*Aim 1:*
In the profile of Harriette McCauley, which French abilities did she hone at the Consulate of France, Los Angeles?
*Aim 2:*
Do these statements agree with the profile of Harriette McCauley? Answer yes or no for each, and quote the deciding words. (a) She joined the U.S. Marine Corps before earning her degree from Santa Monica College. (b) She was chosen to attend college in Aix-en-Provence, France. (c) She teaches Level III of her French course at SMC Community Ed.
*Aim 3:*
Write out the part of the profile of Harriette McCauley that begins with the words "Harriette McCauley and" and stops after "in Aix-en-Provence, France.".

*Text block:*
Sound Bites - Issue #55 - March 2018 - #283
Community Education's Premiere Online Magazine
On the Cover
Harriette McCauley - Francophile Extraordinaire
Harriette McCauley (right)
Harriette McCauley and friend at a French cafe
Harriette McCauley & friends in Paris
As a native of Santa Monica, French instructor Harriette McCauley attended schools in the Santa Monica Unified School District. After receiving an Associated of Arts degree from Santa Monica College, Harriette decided to join the U.S. Marine Corps. After leaving the Marine Corps, she attended California State University, Northridge, soon thereafter. Because of her outstanding grades, she qualified for the Dean's List, in the Junior Year Abroad program and was chosen to attend college in Aix-en-Provence, France.
After returning home, Harriette completed her B.A. and M.A. in French/Spanish, as well as continuing her courses in Theatre Arts and the Credential Program for Secondary Education. She was offered a position at the Consulate of France, Los Angeles, honing her abilities to practice speaking, interpreting and translating French. Since then, she has been developing and teaching French classes. She teaches "Beginning Conversational French for Travelers," Level I and Level II at SMC Community Ed.

*Information supplied:*
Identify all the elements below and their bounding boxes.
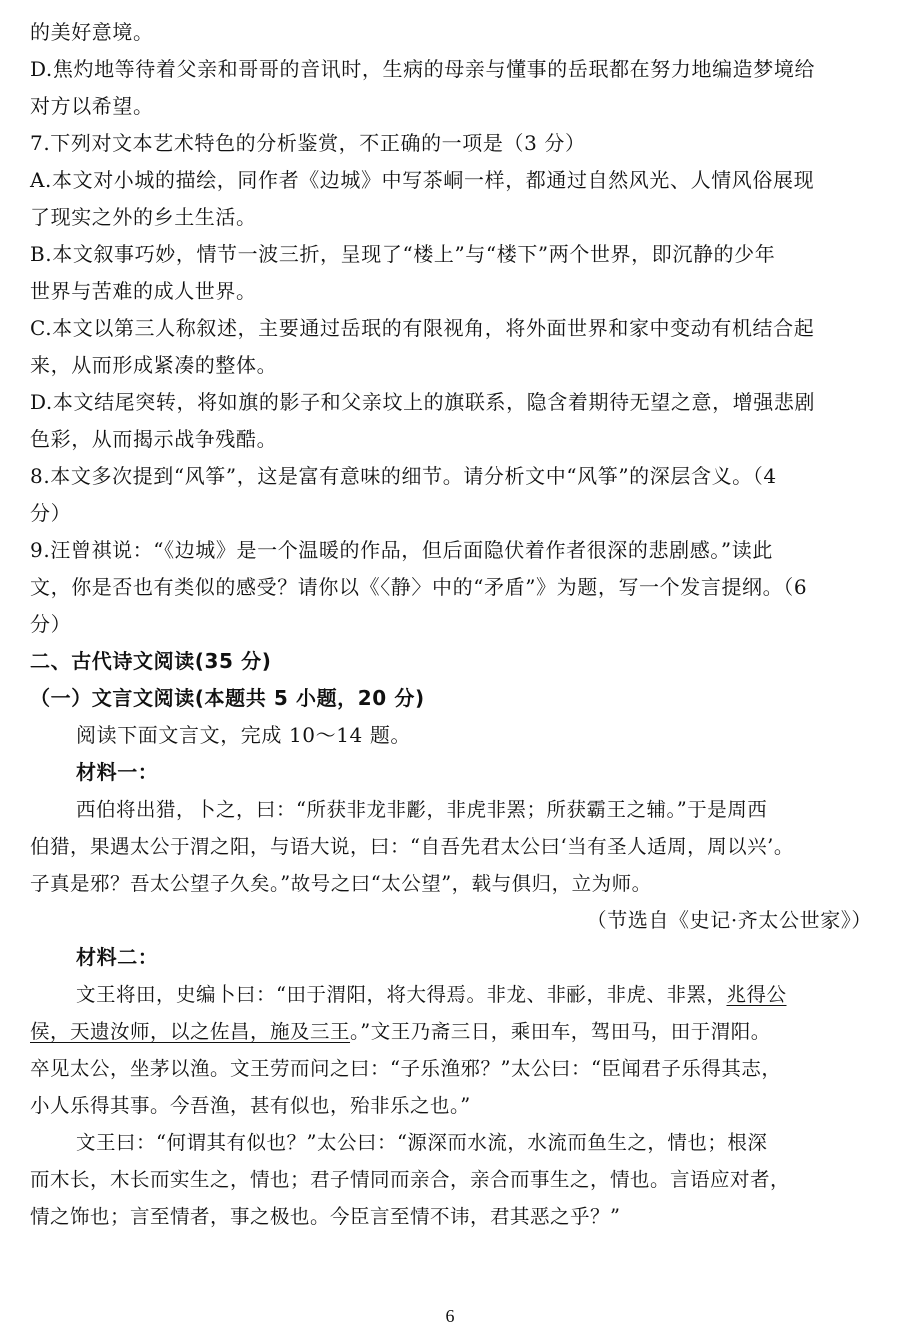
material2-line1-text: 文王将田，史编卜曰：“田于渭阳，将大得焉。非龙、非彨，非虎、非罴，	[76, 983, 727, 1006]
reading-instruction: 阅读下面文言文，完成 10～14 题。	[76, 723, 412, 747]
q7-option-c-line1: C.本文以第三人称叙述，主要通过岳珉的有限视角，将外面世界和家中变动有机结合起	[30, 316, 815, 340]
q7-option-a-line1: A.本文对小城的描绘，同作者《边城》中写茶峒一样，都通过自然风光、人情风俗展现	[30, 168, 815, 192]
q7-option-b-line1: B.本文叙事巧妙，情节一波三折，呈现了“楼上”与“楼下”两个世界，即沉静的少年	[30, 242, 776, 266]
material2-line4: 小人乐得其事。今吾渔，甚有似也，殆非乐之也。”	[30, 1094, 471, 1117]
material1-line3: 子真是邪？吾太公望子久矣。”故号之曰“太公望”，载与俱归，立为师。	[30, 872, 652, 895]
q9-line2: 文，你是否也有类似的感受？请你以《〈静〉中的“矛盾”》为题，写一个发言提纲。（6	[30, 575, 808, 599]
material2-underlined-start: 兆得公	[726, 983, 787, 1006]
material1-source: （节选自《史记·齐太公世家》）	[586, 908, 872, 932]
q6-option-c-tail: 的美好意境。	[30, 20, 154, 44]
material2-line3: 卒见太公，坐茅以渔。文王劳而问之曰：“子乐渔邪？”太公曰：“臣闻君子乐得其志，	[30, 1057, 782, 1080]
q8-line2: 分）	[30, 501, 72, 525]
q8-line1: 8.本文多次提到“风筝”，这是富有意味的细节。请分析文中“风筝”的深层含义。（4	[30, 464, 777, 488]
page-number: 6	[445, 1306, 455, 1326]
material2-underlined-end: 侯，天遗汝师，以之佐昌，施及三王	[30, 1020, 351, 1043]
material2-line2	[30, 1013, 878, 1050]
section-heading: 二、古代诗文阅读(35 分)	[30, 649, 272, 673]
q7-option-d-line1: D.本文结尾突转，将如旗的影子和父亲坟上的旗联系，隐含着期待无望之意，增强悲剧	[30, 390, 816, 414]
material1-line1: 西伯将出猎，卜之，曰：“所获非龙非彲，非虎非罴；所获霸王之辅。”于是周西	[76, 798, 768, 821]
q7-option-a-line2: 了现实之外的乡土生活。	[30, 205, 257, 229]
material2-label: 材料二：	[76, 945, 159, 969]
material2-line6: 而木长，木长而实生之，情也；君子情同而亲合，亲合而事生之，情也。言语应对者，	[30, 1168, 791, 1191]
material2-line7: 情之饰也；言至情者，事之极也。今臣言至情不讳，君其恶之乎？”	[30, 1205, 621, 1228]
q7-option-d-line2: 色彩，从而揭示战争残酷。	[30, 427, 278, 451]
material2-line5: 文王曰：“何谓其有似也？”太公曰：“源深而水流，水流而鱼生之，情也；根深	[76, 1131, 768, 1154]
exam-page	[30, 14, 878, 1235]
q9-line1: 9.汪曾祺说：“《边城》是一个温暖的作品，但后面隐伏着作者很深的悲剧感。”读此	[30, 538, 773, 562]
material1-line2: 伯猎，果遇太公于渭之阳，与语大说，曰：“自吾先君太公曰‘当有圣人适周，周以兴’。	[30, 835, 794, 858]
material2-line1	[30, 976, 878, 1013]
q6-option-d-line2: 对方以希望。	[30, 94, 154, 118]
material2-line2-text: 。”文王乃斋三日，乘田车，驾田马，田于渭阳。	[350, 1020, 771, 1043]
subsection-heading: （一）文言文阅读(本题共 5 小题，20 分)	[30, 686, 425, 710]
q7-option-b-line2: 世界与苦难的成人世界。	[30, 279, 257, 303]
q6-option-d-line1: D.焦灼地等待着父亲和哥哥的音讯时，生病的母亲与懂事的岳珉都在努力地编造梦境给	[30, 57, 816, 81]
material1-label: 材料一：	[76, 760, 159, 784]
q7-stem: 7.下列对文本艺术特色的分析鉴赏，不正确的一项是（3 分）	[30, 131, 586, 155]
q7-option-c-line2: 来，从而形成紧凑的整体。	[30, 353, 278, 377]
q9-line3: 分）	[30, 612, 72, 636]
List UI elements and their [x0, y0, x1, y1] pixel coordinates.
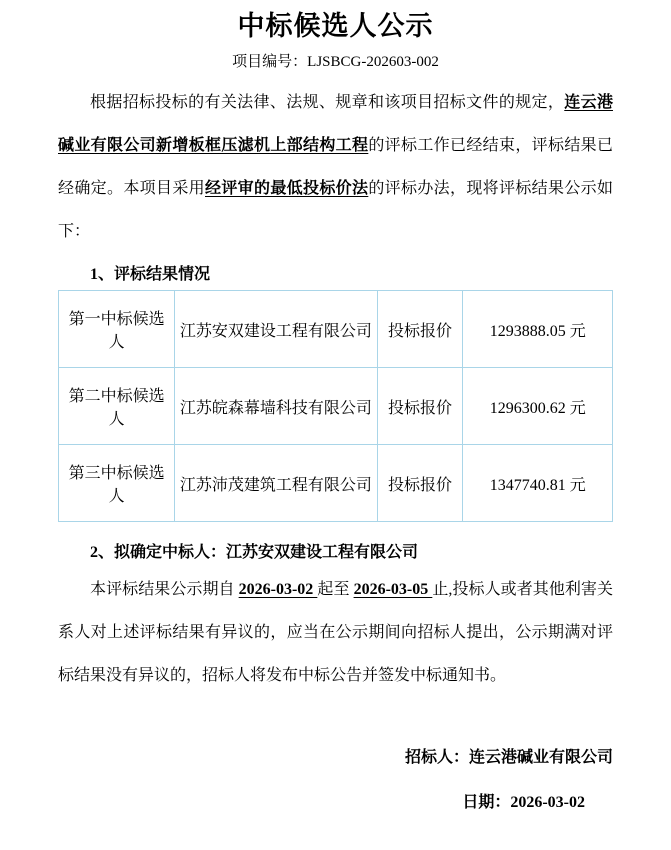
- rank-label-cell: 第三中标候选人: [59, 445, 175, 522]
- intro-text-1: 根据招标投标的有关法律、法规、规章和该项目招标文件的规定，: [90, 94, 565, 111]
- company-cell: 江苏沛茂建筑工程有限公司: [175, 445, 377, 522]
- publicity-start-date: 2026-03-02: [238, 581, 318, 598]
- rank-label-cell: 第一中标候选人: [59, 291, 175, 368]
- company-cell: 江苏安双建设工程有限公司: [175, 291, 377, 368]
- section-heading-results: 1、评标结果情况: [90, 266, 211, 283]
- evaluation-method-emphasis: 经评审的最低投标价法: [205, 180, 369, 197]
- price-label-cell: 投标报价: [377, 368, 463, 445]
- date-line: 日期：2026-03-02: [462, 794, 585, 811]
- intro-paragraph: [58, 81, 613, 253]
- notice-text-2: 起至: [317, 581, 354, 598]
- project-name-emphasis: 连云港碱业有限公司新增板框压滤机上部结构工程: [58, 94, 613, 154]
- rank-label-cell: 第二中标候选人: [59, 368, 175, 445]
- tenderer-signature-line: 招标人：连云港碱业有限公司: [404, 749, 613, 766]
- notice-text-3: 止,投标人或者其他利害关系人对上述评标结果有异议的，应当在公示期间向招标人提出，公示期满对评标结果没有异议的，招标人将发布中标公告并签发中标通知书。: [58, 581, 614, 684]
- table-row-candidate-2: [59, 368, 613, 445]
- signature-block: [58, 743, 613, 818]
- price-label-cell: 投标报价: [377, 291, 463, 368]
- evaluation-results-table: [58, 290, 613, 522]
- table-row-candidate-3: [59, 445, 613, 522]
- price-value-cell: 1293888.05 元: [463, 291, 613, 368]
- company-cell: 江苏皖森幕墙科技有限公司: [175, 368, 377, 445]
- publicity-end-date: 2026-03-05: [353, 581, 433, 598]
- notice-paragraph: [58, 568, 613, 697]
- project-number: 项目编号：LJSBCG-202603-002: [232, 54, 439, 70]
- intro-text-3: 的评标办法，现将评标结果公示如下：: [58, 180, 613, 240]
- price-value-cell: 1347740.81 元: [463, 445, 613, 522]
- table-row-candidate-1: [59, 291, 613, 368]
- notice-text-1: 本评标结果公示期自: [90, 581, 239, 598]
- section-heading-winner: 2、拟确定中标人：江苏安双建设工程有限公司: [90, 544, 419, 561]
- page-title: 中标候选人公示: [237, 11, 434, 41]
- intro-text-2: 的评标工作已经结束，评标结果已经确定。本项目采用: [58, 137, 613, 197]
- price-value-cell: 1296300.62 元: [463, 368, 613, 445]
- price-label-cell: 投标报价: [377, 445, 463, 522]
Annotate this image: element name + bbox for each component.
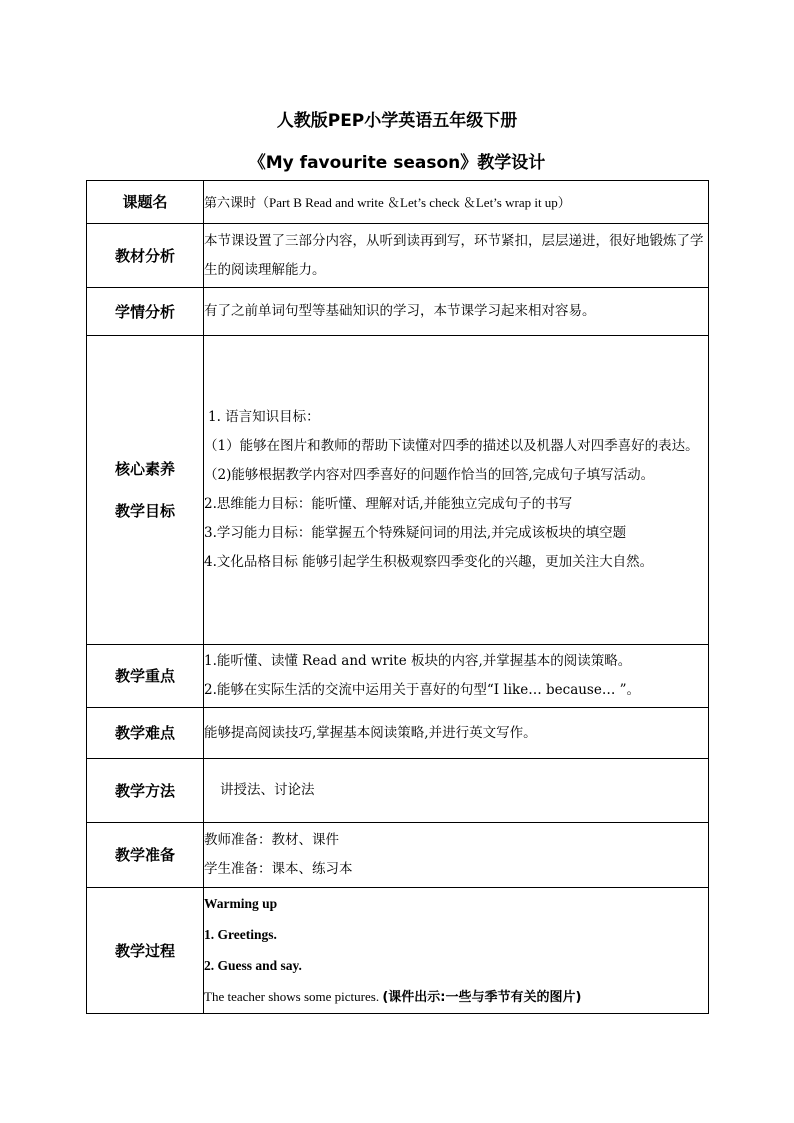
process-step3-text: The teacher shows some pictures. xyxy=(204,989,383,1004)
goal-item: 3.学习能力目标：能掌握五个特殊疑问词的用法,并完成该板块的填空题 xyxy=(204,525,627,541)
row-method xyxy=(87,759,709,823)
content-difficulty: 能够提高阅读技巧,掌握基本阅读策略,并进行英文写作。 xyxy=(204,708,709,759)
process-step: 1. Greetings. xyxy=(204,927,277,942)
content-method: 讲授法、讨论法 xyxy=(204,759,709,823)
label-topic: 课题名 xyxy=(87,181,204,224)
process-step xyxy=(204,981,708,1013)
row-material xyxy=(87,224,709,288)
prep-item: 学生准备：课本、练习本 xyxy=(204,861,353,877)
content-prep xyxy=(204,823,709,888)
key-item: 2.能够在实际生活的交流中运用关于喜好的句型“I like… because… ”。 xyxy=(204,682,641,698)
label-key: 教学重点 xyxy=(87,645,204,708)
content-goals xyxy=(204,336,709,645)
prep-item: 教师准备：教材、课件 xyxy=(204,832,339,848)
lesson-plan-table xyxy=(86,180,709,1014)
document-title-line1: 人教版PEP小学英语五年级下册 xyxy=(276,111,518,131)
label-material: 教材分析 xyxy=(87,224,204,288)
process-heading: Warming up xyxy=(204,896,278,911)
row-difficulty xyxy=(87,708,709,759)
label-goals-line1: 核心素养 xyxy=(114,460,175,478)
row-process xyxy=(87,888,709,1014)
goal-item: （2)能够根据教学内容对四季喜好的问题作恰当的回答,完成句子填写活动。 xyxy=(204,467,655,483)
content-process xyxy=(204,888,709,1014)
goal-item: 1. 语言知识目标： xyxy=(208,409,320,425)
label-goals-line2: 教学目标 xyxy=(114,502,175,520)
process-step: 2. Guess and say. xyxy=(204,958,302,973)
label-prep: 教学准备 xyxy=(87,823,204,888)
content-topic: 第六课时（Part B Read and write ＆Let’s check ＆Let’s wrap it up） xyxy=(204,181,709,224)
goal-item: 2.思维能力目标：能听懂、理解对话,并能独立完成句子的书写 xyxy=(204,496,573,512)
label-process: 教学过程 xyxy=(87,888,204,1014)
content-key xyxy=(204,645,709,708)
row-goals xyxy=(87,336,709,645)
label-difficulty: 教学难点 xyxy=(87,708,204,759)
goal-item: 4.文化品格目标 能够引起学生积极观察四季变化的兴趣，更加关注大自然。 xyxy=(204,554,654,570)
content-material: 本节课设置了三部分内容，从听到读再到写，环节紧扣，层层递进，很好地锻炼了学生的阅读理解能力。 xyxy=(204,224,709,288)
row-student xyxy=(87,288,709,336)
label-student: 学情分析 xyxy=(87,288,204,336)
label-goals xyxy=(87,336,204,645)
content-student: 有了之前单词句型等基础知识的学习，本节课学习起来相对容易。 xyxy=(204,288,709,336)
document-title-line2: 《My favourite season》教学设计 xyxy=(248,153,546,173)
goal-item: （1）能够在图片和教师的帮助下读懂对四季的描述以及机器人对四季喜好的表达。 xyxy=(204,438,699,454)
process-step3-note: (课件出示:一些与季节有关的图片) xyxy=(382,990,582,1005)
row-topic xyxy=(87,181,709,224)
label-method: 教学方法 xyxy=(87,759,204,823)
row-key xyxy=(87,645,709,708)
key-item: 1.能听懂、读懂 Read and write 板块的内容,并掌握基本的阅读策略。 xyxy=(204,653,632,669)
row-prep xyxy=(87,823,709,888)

*Exercise output 1:*
Speaking, interpreting and translating.

*Exercise output 2:*
(a) No: "After receiving an Associated of Arts degree from Santa Monica College, Harriette decided to join the U.S. Marine Corps."
(b) Yes: "was chosen to attend college in Aix-en-Provence, France"
(c) No: "She teaches "Beginning Conversational French for Travelers," Level I and Level II at SMC Community Ed."

*Exercise output 3:*
Harriette McCauley and friend at a French cafe
Harriette McCauley & friends in Paris
As a native of Santa Monica, French instructor Harriette McCauley attended schools in the Santa Monica Unified School District. After receiving an Associated of Arts degree from Santa Monica College, Harriette decided to join the U.S. Marine Corps. After leaving the Marine Corps, she attended California State University, Northridge, soon thereafter. Because of her outstanding grades, she qualified for the Dean's List, in the Junior Year Abroad program and was chosen to attend college in Aix-en-Provence, France.